GOAL OF THE EXERCISE
Copy every line, leaving nothing out and adding nothing.

<<<<

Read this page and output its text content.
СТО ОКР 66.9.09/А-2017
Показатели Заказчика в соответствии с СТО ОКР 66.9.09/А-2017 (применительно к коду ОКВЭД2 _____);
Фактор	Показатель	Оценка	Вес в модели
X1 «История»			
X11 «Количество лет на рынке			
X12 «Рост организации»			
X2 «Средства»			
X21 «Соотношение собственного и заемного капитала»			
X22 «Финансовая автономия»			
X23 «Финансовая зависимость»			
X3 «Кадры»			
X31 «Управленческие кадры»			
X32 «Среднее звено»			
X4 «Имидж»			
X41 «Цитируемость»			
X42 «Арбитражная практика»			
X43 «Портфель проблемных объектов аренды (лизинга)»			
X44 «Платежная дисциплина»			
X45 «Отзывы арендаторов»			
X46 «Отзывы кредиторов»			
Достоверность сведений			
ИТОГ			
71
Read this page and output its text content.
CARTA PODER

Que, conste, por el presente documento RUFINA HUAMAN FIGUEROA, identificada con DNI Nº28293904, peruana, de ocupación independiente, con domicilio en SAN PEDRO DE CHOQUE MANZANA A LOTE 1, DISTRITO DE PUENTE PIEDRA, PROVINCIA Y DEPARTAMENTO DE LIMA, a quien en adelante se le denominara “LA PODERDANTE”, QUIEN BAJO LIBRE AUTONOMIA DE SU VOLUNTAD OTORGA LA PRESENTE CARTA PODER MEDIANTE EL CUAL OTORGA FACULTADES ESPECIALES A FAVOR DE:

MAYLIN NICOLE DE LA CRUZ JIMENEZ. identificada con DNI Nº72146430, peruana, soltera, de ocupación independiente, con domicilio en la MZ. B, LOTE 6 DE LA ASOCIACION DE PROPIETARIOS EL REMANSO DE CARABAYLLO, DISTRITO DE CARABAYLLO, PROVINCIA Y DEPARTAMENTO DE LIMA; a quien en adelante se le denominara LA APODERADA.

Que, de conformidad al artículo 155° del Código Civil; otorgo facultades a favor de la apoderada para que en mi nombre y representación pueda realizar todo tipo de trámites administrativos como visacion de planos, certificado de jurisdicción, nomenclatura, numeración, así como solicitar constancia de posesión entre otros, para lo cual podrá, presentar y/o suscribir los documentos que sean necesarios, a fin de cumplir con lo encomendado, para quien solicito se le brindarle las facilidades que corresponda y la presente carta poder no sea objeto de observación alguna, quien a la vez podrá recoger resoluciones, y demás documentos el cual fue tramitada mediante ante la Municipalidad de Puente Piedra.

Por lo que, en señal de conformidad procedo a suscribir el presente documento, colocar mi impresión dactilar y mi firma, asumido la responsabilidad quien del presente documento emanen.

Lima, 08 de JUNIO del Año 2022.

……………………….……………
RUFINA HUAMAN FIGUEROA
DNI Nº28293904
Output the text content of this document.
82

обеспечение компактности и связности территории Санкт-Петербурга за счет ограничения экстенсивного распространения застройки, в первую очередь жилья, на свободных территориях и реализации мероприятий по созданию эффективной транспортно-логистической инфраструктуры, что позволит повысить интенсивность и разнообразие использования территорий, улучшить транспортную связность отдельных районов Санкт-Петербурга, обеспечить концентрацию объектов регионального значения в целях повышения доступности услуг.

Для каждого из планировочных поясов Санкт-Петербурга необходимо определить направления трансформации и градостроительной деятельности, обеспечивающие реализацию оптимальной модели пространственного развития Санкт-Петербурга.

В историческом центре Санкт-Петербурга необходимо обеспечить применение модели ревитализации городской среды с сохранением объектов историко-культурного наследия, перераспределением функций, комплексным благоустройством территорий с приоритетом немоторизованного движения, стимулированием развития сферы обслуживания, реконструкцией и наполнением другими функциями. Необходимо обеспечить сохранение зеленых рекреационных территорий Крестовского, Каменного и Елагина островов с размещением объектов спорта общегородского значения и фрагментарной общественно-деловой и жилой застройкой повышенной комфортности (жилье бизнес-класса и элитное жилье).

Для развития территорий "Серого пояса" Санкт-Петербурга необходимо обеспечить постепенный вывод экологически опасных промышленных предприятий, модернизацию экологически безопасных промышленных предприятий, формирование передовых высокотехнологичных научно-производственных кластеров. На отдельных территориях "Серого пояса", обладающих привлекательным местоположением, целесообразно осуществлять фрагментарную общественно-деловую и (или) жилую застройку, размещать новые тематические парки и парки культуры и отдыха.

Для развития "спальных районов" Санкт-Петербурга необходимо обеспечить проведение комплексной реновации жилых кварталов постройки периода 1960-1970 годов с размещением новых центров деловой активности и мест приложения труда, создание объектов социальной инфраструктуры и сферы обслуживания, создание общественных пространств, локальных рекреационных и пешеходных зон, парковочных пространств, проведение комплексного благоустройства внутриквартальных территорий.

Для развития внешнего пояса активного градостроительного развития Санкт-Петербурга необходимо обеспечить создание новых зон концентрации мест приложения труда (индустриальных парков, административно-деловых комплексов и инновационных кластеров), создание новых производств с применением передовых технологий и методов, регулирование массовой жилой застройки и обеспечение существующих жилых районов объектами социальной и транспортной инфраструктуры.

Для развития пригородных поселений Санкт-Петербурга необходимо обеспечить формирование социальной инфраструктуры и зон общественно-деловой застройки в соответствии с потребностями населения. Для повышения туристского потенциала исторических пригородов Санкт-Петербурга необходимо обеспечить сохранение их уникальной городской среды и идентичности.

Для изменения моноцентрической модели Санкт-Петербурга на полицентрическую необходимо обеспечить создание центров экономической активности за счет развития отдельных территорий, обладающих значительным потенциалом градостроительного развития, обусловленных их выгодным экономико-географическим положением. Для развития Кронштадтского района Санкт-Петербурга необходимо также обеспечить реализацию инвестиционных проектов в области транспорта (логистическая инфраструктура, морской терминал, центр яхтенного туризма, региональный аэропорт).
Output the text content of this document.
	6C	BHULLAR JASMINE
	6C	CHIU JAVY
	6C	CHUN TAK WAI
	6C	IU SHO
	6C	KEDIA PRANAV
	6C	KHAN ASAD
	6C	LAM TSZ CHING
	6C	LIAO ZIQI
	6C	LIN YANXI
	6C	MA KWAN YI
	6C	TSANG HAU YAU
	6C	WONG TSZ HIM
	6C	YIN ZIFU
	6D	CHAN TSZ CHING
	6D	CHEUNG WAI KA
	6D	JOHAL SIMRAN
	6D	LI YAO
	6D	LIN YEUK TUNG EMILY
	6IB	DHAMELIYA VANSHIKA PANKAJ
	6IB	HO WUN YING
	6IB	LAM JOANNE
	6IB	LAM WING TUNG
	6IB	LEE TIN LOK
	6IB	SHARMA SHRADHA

>>>>

ANSWER TO THIS TASK
Read this page and output its text content.
СТО ОКР 66.9.09/А-2017
Показатели Заказчика в соответствии с СТО ОКР 66.9.09/А-2017 (применительно к коду ОКВЭД2 _____);
Фактор	Показатель	Оценка	Вес в модели
X1 «История»			
X11 «Количество лет на рынке			
X12 «Рост организации»			
X2 «Средства»			
X21 «Соотношение собственного и заемного капитала»			
X22 «Финансовая автономия»			
X23 «Финансовая зависимость»			
X3 «Кадры»			
X31 «Управленческие кадры»			
X32 «Среднее звено»			
X4 «Имидж»			
X41 «Цитируемость»			
X42 «Арбитражная практика»			
X43 «Портфель проблемных объектов аренды (лизинга)»			
X44 «Платежная дисциплина»			
X45 «Отзывы арендаторов»			
X46 «Отзывы кредиторов»			
Достоверность сведений			
ИТОГ			
71
Read this page and output its text content.
CARTA PODER

Que, conste, por el presente documento RUFINA HUAMAN FIGUEROA, identificada con DNI Nº28293904, peruana, de ocupación independiente, con domicilio en SAN PEDRO DE CHOQUE MANZANA A LOTE 1, DISTRITO DE PUENTE PIEDRA, PROVINCIA Y DEPARTAMENTO DE LIMA, a quien en adelante se le denominara “LA PODERDANTE”, QUIEN BAJO LIBRE AUTONOMIA DE SU VOLUNTAD OTORGA LA PRESENTE CARTA PODER MEDIANTE EL CUAL OTORGA FACULTADES ESPECIALES A FAVOR DE:

MAYLIN NICOLE DE LA CRUZ JIMENEZ. identificada con DNI Nº72146430, peruana, soltera, de ocupación independiente, con domicilio en la MZ. B, LOTE 6 DE LA ASOCIACION DE PROPIETARIOS EL REMANSO DE CARABAYLLO, DISTRITO DE CARABAYLLO, PROVINCIA Y DEPARTAMENTO DE LIMA; a quien en adelante se le denominara LA APODERADA.

Que, de conformidad al artículo 155° del Código Civil; otorgo facultades a favor de la apoderada para que en mi nombre y representación pueda realizar todo tipo de trámites administrativos como visacion de planos, certificado de jurisdicción, nomenclatura, numeración, así como solicitar constancia de posesión entre otros, para lo cual podrá, presentar y/o suscribir los documentos que sean necesarios, a fin de cumplir con lo encomendado, para quien solicito se le brindarle las facilidades que corresponda y la presente carta poder no sea objeto de observación alguna, quien a la vez podrá recoger resoluciones, y demás documentos el cual fue tramitada mediante ante la Municipalidad de Puente Piedra.

Por lo que, en señal de conformidad procedo a suscribir el presente documento, colocar mi impresión dactilar y mi firma, asumido la responsabilidad quien del presente documento emanen.

Lima, 08 de JUNIO del Año 2022.

……………………….……………
RUFINA HUAMAN FIGUEROA
DNI Nº28293904
Output the text content of this document.
82

обеспечение компактности и связности территории Санкт-Петербурга за счет ограничения экстенсивного распространения застройки, в первую очередь жилья, на свободных территориях и реализации мероприятий по созданию эффективной транспортно-логистической инфраструктуры, что позволит повысить интенсивность и разнообразие использования территорий, улучшить транспортную связность отдельных районов Санкт-Петербурга, обеспечить концентрацию объектов регионального значения в целях повышения доступности услуг.

Для каждого из планировочных поясов Санкт-Петербурга необходимо определить направления трансформации и градостроительной деятельности, обеспечивающие реализацию оптимальной модели пространственного развития Санкт-Петербурга.

В историческом центре Санкт-Петербурга необходимо обеспечить применение модели ревитализации городской среды с сохранением объектов историко-культурного наследия, перераспределением функций, комплексным благоустройством территорий с приоритетом немоторизованного движения, стимулированием развития сферы обслуживания, реконструкцией и наполнением другими функциями. Необходимо обеспечить сохранение зеленых рекреационных территорий Крестовского, Каменного и Елагина островов с размещением объектов спорта общегородского значения и фрагментарной общественно-деловой и жилой застройкой повышенной комфортности (жилье бизнес-класса и элитное жилье).

Для развития территорий "Серого пояса" Санкт-Петербурга необходимо обеспечить постепенный вывод экологически опасных промышленных предприятий, модернизацию экологически безопасных промышленных предприятий, формирование передовых высокотехнологичных научно-производственных кластеров. На отдельных территориях "Серого пояса", обладающих привлекательным местоположением, целесообразно осуществлять фрагментарную общественно-деловую и (или) жилую застройку, размещать новые тематические парки и парки культуры и отдыха.

Для развития "спальных районов" Санкт-Петербурга необходимо обеспечить проведение комплексной реновации жилых кварталов постройки периода 1960-1970 годов с размещением новых центров деловой активности и мест приложения труда, создание объектов социальной инфраструктуры и сферы обслуживания, создание общественных пространств, локальных рекреационных и пешеходных зон, парковочных пространств, проведение комплексного благоустройства внутриквартальных территорий.

Для развития внешнего пояса активного градостроительного развития Санкт-Петербурга необходимо обеспечить создание новых зон концентрации мест приложения труда (индустриальных парков, административно-деловых комплексов и инновационных кластеров), создание новых производств с применением передовых технологий и методов, регулирование массовой жилой застройки и обеспечение существующих жилых районов объектами социальной и транспортной инфраструктуры.

Для развития пригородных поселений Санкт-Петербурга необходимо обеспечить формирование социальной инфраструктуры и зон общественно-деловой застройки в соответствии с потребностями населения. Для повышения туристского потенциала исторических пригородов Санкт-Петербурга необходимо обеспечить сохранение их уникальной городской среды и идентичности.

Для изменения моноцентрической модели Санкт-Петербурга на полицентрическую необходимо обеспечить создание центров экономической активности за счет развития отдельных территорий, обладающих значительным потенциалом градостроительного развития, обусловленных их выгодным экономико-географическим положением. Для развития Кронштадтского района Санкт-Петербурга необходимо также обеспечить реализацию инвестиционных проектов в области транспорта (логистическая инфраструктура, морской терминал, центр яхтенного туризма, региональный аэропорт).
Output the text content of this document.
	6C	BHULLAR JASMINE
	6C	CHIU JAVY
	6C	CHUN TAK WAI
	6C	IU SHO
	6C	KEDIA PRANAV
	6C	KHAN ASAD
	6C	LAM TSZ CHING
	6C	LIAO ZIQI
	6C	LIN YANXI
	6C	MA KWAN YI
	6C	TSANG HAU YAU
	6C	WONG TSZ HIM
	6C	YIN ZIFU
	6D	CHAN TSZ CHING
	6D	CHEUNG WAI KA
	6D	JOHAL SIMRAN
	6D	LI YAO
	6D	LIN YEUK TUNG EMILY
	6IB	DHAMELIYA VANSHIKA PANKAJ
	6IB	HO WUN YING
	6IB	LAM JOANNE
	6IB	LAM WING TUNG
	6IB	LEE TIN LOK
	6IB	SHARMA SHRADHA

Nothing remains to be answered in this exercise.